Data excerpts
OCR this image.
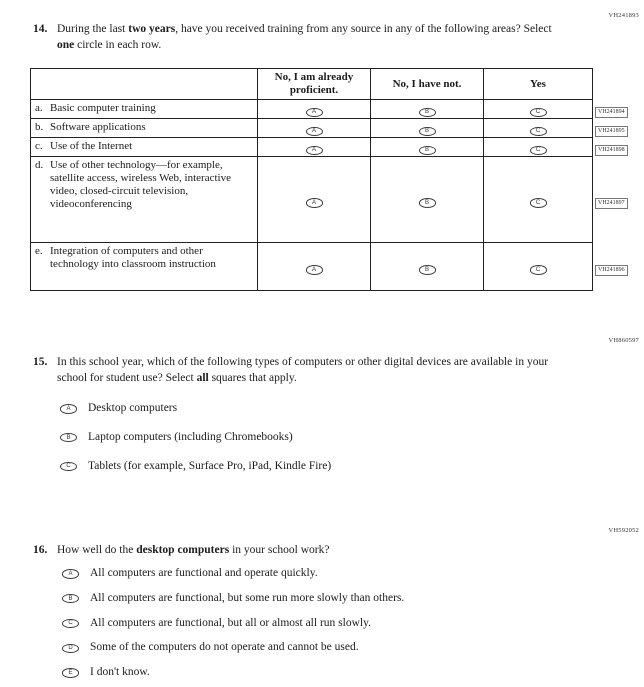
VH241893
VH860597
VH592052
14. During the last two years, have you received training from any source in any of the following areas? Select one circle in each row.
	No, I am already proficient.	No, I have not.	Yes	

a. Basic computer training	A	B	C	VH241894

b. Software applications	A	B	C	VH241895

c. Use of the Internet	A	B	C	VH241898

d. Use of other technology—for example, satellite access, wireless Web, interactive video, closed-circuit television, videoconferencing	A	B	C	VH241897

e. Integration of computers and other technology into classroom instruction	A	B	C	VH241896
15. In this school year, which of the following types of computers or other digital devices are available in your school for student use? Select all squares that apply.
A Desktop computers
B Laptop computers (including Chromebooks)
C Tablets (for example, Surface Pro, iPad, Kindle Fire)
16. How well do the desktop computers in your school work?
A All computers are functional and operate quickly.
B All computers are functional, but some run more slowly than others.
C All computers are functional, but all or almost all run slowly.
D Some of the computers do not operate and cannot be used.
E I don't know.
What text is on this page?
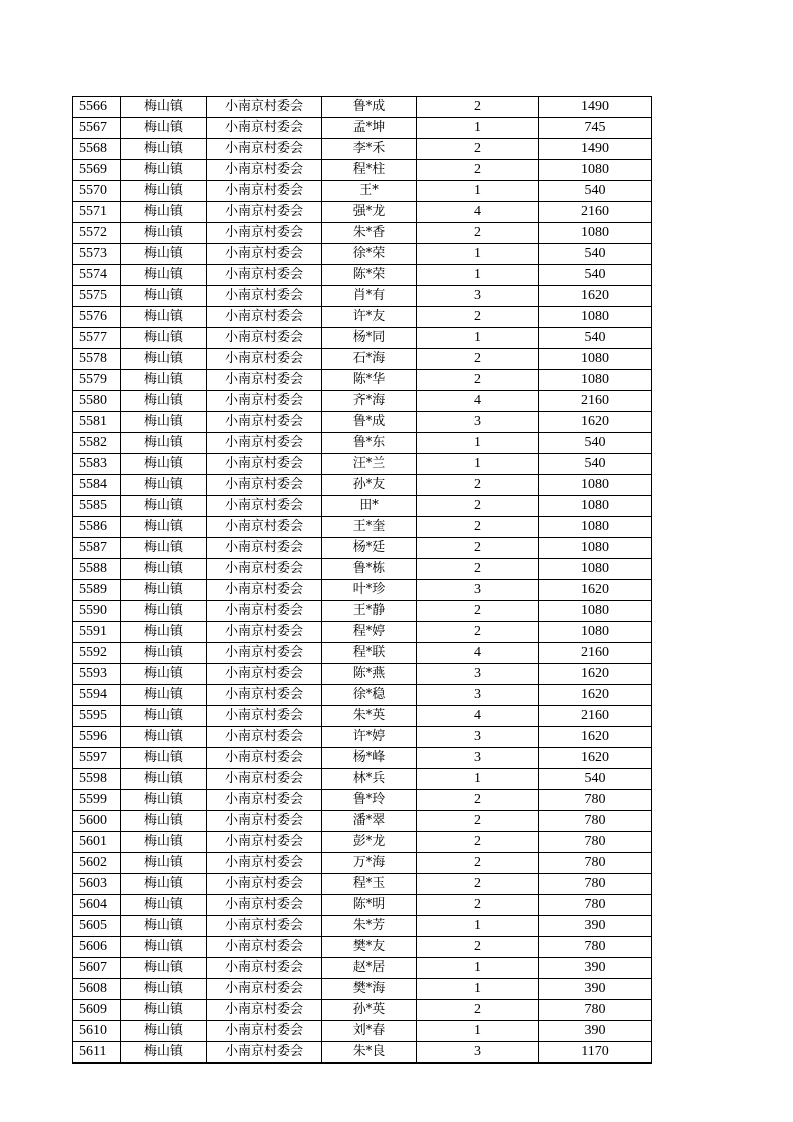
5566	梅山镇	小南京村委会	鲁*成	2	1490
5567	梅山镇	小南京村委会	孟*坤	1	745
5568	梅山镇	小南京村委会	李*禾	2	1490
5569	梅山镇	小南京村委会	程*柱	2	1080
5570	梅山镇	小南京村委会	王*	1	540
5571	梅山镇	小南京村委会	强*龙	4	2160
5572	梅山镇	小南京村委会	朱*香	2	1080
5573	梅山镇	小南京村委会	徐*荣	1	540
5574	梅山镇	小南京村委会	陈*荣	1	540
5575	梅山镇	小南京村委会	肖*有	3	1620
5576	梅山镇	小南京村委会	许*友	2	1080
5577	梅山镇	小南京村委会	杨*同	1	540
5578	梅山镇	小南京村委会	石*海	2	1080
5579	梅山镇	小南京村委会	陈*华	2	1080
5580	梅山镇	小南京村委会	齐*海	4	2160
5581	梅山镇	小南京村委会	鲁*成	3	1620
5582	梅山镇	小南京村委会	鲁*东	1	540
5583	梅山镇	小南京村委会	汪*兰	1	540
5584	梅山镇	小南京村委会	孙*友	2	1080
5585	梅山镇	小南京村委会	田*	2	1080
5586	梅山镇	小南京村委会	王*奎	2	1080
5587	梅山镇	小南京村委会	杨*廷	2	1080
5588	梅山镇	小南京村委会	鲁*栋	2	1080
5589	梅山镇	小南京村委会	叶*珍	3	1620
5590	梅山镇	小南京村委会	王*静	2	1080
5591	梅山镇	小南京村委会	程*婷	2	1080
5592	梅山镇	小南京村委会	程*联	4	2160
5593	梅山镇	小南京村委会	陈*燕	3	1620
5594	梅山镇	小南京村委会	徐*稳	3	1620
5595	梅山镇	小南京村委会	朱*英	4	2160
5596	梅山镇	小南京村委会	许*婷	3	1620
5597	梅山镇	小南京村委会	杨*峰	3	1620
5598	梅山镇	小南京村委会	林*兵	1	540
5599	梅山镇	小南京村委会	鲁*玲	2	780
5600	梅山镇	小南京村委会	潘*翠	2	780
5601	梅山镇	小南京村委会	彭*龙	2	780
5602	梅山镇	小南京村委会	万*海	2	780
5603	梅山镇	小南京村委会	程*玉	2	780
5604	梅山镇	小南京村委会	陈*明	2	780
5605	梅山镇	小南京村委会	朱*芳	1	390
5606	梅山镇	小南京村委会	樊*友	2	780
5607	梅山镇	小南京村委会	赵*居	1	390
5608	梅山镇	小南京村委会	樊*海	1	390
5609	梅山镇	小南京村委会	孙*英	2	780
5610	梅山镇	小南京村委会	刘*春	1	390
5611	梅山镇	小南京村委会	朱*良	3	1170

**WHAT THE TASK ASKS:**
Pass over all pictures while writing out the lines from the line with "What text is on this page?" through the last line exactly.

**SOLUTION FOR THIS PROBLEM:**
What text is on this page?
5566	梅山镇	小南京村委会	鲁*成	2	1490
5567	梅山镇	小南京村委会	孟*坤	1	745
5568	梅山镇	小南京村委会	李*禾	2	1490
5569	梅山镇	小南京村委会	程*柱	2	1080
5570	梅山镇	小南京村委会	王*	1	540
5571	梅山镇	小南京村委会	强*龙	4	2160
5572	梅山镇	小南京村委会	朱*香	2	1080
5573	梅山镇	小南京村委会	徐*荣	1	540
5574	梅山镇	小南京村委会	陈*荣	1	540
5575	梅山镇	小南京村委会	肖*有	3	1620
5576	梅山镇	小南京村委会	许*友	2	1080
5577	梅山镇	小南京村委会	杨*同	1	540
5578	梅山镇	小南京村委会	石*海	2	1080
5579	梅山镇	小南京村委会	陈*华	2	1080
5580	梅山镇	小南京村委会	齐*海	4	2160
5581	梅山镇	小南京村委会	鲁*成	3	1620
5582	梅山镇	小南京村委会	鲁*东	1	540
5583	梅山镇	小南京村委会	汪*兰	1	540
5584	梅山镇	小南京村委会	孙*友	2	1080
5585	梅山镇	小南京村委会	田*	2	1080
5586	梅山镇	小南京村委会	王*奎	2	1080
5587	梅山镇	小南京村委会	杨*廷	2	1080
5588	梅山镇	小南京村委会	鲁*栋	2	1080
5589	梅山镇	小南京村委会	叶*珍	3	1620
5590	梅山镇	小南京村委会	王*静	2	1080
5591	梅山镇	小南京村委会	程*婷	2	1080
5592	梅山镇	小南京村委会	程*联	4	2160
5593	梅山镇	小南京村委会	陈*燕	3	1620
5594	梅山镇	小南京村委会	徐*稳	3	1620
5595	梅山镇	小南京村委会	朱*英	4	2160
5596	梅山镇	小南京村委会	许*婷	3	1620
5597	梅山镇	小南京村委会	杨*峰	3	1620
5598	梅山镇	小南京村委会	林*兵	1	540
5599	梅山镇	小南京村委会	鲁*玲	2	780
5600	梅山镇	小南京村委会	潘*翠	2	780
5601	梅山镇	小南京村委会	彭*龙	2	780
5602	梅山镇	小南京村委会	万*海	2	780
5603	梅山镇	小南京村委会	程*玉	2	780
5604	梅山镇	小南京村委会	陈*明	2	780
5605	梅山镇	小南京村委会	朱*芳	1	390
5606	梅山镇	小南京村委会	樊*友	2	780
5607	梅山镇	小南京村委会	赵*居	1	390
5608	梅山镇	小南京村委会	樊*海	1	390
5609	梅山镇	小南京村委会	孙*英	2	780
5610	梅山镇	小南京村委会	刘*春	1	390
5611	梅山镇	小南京村委会	朱*良	3	1170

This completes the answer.